Start SOURCE DATA

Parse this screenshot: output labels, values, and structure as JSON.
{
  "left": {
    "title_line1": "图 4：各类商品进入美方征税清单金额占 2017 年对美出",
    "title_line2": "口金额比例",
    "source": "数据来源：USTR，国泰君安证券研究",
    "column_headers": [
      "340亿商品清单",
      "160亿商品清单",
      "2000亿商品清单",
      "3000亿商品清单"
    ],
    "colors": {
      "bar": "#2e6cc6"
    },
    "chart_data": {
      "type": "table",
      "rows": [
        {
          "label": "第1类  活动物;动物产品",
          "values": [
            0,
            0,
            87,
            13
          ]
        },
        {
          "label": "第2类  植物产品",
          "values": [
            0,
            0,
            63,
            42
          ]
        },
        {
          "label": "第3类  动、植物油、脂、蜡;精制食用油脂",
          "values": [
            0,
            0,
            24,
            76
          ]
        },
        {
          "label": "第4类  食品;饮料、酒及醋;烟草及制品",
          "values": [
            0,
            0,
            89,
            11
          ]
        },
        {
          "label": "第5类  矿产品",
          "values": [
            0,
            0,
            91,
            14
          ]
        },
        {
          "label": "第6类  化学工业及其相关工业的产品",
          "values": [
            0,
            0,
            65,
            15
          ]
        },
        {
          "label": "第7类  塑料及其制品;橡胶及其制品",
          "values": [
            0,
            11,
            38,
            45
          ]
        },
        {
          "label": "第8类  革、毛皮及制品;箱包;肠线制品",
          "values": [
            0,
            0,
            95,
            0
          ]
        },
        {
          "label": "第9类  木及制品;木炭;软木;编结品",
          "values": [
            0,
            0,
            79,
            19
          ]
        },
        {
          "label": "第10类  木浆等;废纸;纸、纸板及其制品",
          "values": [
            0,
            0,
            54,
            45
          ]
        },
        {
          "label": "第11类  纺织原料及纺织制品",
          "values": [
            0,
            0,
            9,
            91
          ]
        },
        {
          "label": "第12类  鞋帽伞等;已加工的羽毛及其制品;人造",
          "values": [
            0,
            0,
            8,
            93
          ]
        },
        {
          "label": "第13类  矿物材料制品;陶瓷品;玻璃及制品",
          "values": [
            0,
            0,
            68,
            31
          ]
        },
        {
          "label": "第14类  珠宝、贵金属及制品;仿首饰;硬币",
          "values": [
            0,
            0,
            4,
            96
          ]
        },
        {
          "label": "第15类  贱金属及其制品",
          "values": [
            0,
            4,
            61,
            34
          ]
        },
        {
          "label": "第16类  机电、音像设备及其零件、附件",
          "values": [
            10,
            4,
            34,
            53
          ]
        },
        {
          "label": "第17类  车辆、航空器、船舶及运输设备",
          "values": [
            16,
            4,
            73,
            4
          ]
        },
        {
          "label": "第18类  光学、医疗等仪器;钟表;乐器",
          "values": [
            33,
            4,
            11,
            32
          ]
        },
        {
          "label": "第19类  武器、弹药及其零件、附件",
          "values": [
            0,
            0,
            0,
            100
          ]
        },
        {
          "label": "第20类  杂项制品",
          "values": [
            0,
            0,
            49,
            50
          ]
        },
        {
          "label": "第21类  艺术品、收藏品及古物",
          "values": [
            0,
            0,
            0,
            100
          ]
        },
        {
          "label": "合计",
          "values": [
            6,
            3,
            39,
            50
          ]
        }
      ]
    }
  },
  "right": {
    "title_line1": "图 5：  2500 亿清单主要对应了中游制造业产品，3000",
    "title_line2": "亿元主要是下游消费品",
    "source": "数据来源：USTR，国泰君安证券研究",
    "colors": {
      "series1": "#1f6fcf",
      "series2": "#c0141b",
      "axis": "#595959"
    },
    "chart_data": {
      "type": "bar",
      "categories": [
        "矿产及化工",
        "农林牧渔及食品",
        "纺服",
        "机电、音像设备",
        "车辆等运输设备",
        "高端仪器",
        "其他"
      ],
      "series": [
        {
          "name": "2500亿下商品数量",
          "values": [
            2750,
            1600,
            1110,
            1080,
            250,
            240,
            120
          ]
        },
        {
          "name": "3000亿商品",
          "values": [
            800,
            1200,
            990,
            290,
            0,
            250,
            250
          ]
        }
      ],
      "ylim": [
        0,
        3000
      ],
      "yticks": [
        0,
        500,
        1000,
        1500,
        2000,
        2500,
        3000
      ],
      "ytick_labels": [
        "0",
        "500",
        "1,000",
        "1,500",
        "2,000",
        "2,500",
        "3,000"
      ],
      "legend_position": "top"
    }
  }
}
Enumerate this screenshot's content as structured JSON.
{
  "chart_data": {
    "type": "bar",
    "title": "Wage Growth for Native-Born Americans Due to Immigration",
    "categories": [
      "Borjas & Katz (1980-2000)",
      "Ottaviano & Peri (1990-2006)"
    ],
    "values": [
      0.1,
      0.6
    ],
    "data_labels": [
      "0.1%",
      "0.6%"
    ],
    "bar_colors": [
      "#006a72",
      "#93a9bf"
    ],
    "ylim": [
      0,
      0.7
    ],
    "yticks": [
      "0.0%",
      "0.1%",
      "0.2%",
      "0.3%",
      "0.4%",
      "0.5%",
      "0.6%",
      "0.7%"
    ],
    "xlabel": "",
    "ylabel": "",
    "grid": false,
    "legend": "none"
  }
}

End SOURCE DATA

### WHAT IS EXPECTED
Scan the data above and copy every line with "JSON" in it.

### OUTPUT OF THE EXERCISE
Parse this screenshot: output labels, values, and structure as JSON.
Enumerate this screenshot's content as structured JSON.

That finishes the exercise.